▶ _GIVEN RECORDS_

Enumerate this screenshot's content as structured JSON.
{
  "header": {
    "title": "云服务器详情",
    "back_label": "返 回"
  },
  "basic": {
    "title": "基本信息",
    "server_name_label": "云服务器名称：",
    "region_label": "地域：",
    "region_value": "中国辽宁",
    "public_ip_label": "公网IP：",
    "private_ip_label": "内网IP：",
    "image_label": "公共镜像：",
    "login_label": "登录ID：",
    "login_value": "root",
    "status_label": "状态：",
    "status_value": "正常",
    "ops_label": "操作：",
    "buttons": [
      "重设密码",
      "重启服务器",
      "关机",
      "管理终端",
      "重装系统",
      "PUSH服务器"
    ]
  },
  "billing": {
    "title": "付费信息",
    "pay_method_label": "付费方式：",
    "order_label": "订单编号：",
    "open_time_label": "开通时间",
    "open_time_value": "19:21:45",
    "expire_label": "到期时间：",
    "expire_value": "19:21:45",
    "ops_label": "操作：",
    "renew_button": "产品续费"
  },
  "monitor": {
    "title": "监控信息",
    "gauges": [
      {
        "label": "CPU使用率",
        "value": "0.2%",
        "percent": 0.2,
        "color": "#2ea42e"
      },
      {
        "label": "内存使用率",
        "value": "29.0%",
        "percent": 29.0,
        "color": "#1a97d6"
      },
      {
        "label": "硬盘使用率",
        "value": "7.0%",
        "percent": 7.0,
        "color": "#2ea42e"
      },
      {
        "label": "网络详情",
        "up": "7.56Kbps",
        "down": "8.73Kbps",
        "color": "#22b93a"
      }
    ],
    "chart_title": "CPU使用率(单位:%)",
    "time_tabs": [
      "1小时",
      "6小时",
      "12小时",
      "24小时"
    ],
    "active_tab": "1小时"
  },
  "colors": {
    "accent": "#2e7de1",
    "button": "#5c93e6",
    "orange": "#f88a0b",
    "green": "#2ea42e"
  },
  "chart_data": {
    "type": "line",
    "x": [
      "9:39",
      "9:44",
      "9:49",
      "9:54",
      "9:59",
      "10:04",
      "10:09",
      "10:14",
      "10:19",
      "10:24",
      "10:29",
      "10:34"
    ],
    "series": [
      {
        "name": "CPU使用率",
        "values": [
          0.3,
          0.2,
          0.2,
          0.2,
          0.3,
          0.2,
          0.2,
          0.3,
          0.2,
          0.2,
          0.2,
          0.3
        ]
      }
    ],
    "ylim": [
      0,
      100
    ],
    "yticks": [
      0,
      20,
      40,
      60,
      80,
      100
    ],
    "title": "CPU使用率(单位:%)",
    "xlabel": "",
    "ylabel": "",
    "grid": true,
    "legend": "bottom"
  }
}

▶ _EXERCISE PROMPT_
Print again each line of the listing above, exactly as it appears.

▶ _THE RESPONSE_
Enumerate this screenshot's content as structured JSON.
{
  "header": {
    "title": "云服务器详情",
    "back_label": "返 回"
  },
  "basic": {
    "title": "基本信息",
    "server_name_label": "云服务器名称：",
    "region_label": "地域：",
    "region_value": "中国辽宁",
    "public_ip_label": "公网IP：",
    "private_ip_label": "内网IP：",
    "image_label": "公共镜像：",
    "login_label": "登录ID：",
    "login_value": "root",
    "status_label": "状态：",
    "status_value": "正常",
    "ops_label": "操作：",
    "buttons": [
      "重设密码",
      "重启服务器",
      "关机",
      "管理终端",
      "重装系统",
      "PUSH服务器"
    ]
  },
  "billing": {
    "title": "付费信息",
    "pay_method_label": "付费方式：",
    "order_label": "订单编号：",
    "open_time_label": "开通时间",
    "open_time_value": "19:21:45",
    "expire_label": "到期时间：",
    "expire_value": "19:21:45",
    "ops_label": "操作：",
    "renew_button": "产品续费"
  },
  "monitor": {
    "title": "监控信息",
    "gauges": [
      {
        "label": "CPU使用率",
        "value": "0.2%",
        "percent": 0.2,
        "color": "#2ea42e"
      },
      {
        "label": "内存使用率",
        "value": "29.0%",
        "percent": 29.0,
        "color": "#1a97d6"
      },
      {
        "label": "硬盘使用率",
        "value": "7.0%",
        "percent": 7.0,
        "color": "#2ea42e"
      },
      {
        "label": "网络详情",
        "up": "7.56Kbps",
        "down": "8.73Kbps",
        "color": "#22b93a"
      }
    ],
    "chart_title": "CPU使用率(单位:%)",
    "time_tabs": [
      "1小时",
      "6小时",
      "12小时",
      "24小时"
    ],
    "active_tab": "1小时"
  },
  "colors": {
    "accent": "#2e7de1",
    "button": "#5c93e6",
    "orange": "#f88a0b",
    "green": "#2ea42e"
  },
  "chart_data": {
    "type": "line",
    "x": [
      "9:39",
      "9:44",
      "9:49",
      "9:54",
      "9:59",
      "10:04",
      "10:09",
      "10:14",
      "10:19",
      "10:24",
      "10:29",
      "10:34"
    ],
    "series": [
      {
        "name": "CPU使用率",
        "values": [
          0.3,
          0.2,
          0.2,
          0.2,
          0.3,
          0.2,
          0.2,
          0.3,
          0.2,
          0.2,
          0.2,
          0.3
        ]
      }
    ],
    "ylim": [
      0,
      100
    ],
    "yticks": [
      0,
      20,
      40,
      60,
      80,
      100
    ],
    "title": "CPU使用率(单位:%)",
    "xlabel": "",
    "ylabel": "",
    "grid": true,
    "legend": "bottom"
  }
}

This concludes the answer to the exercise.